• _WHAT TO WORK ON_:
For the listing underneath, give the count of lines containing the string "voting" and nothing further.

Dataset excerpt
··········
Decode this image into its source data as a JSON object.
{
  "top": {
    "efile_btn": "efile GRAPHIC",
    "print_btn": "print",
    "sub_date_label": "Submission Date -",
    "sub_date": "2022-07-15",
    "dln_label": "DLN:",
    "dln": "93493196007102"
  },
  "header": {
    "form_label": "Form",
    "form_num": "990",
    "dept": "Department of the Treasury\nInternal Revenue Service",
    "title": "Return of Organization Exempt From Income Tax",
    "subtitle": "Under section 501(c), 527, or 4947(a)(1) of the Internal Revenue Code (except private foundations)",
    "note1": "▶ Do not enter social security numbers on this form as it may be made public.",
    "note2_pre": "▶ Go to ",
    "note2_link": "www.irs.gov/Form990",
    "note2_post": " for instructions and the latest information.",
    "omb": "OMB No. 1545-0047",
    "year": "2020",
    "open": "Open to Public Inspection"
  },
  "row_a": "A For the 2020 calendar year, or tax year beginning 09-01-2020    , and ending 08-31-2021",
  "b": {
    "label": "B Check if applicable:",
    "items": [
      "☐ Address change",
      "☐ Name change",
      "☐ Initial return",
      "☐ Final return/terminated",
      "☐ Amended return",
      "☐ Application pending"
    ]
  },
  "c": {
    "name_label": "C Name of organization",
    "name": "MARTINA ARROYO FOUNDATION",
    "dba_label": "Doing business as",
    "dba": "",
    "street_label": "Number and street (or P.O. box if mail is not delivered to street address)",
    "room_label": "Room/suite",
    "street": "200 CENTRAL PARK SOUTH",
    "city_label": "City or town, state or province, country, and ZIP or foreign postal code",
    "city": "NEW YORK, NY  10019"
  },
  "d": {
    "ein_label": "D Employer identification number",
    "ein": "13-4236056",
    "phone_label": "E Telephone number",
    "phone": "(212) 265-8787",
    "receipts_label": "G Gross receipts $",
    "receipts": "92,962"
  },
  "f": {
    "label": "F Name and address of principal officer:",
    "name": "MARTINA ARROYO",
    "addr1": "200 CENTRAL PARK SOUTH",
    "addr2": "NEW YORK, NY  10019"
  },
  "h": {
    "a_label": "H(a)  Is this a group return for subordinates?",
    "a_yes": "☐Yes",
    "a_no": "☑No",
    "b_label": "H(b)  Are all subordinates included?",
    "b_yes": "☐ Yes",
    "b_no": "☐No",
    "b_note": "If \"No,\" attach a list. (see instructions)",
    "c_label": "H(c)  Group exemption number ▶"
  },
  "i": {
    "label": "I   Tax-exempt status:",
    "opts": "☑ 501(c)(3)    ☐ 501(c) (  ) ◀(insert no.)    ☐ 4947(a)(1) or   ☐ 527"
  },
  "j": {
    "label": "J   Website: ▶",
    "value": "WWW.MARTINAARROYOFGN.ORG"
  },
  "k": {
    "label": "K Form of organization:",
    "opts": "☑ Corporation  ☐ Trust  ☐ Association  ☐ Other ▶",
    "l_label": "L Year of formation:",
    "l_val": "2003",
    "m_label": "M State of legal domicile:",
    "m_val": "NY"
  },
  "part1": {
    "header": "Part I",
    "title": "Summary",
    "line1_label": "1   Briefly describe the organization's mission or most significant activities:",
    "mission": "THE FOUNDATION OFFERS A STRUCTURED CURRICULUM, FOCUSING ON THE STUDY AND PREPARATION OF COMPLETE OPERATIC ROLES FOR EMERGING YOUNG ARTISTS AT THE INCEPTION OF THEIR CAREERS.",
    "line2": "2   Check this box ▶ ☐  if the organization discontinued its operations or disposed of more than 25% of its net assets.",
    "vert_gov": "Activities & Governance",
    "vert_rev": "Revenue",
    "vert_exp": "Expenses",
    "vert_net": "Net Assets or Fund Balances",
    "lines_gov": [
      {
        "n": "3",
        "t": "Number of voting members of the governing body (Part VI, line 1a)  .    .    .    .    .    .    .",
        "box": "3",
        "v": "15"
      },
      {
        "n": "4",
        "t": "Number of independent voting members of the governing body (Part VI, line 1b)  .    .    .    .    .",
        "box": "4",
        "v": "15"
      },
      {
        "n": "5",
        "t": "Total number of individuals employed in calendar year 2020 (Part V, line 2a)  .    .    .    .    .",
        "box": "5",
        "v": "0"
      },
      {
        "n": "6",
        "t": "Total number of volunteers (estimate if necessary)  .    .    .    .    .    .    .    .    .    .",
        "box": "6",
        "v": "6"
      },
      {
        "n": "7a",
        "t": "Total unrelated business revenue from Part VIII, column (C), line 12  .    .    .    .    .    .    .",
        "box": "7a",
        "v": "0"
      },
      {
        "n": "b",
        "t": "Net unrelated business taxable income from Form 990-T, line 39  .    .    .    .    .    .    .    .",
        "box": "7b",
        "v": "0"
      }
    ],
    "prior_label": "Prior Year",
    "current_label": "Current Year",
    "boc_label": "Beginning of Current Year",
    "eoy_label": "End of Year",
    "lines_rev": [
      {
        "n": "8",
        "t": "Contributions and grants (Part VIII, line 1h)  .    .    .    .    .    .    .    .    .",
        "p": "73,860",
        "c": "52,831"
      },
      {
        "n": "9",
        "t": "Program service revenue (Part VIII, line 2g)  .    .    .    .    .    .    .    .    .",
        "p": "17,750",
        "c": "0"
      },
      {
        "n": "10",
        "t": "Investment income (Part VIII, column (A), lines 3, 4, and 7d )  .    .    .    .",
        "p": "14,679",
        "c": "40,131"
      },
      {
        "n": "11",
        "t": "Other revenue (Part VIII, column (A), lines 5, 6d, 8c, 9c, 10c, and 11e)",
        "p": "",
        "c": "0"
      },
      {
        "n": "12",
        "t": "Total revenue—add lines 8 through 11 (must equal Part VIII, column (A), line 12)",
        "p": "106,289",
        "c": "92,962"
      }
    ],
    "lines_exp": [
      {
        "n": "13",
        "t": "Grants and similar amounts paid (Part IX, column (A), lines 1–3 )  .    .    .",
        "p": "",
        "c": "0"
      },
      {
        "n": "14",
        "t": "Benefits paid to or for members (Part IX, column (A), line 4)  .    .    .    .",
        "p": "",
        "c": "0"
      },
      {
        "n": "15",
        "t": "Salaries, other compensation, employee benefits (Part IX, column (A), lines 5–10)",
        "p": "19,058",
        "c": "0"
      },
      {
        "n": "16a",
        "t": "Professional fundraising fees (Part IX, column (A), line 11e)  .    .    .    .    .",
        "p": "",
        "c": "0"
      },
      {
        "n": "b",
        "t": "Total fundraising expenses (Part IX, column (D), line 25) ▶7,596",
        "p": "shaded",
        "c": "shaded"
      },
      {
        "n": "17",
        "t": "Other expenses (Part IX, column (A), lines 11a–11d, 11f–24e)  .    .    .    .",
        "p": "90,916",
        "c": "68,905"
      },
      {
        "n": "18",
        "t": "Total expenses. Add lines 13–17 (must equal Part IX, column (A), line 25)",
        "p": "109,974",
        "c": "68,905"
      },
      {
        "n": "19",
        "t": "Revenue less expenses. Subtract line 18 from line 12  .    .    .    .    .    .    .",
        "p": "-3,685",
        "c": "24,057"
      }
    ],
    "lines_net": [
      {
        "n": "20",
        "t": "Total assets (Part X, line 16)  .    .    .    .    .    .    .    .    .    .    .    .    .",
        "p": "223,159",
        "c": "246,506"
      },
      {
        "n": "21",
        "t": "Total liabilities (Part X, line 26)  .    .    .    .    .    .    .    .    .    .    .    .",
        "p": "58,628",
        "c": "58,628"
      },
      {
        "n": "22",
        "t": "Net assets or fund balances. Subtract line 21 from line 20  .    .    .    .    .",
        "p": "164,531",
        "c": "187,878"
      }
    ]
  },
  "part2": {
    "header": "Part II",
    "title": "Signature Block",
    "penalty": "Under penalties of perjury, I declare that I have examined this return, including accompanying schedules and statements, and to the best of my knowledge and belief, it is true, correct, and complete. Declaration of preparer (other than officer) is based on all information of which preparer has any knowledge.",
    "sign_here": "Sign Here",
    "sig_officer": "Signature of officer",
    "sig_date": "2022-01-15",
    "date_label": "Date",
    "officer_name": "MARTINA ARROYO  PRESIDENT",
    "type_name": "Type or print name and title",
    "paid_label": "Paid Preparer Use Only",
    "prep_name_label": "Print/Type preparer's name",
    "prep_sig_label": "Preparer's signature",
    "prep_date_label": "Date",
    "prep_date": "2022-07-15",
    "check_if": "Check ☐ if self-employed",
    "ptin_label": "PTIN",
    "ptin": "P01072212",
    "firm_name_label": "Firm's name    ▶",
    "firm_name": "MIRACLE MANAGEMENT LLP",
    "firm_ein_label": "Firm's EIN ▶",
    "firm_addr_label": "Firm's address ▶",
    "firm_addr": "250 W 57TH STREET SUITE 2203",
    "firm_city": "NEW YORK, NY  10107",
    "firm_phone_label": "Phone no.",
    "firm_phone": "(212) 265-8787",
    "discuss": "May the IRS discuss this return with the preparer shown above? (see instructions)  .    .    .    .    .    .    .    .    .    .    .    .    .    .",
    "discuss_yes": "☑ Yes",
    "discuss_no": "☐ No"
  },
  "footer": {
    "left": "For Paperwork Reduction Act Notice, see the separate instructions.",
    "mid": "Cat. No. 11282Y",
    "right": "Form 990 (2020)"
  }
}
··········
• _SOLUTION TO THIS PROBLEM_:
2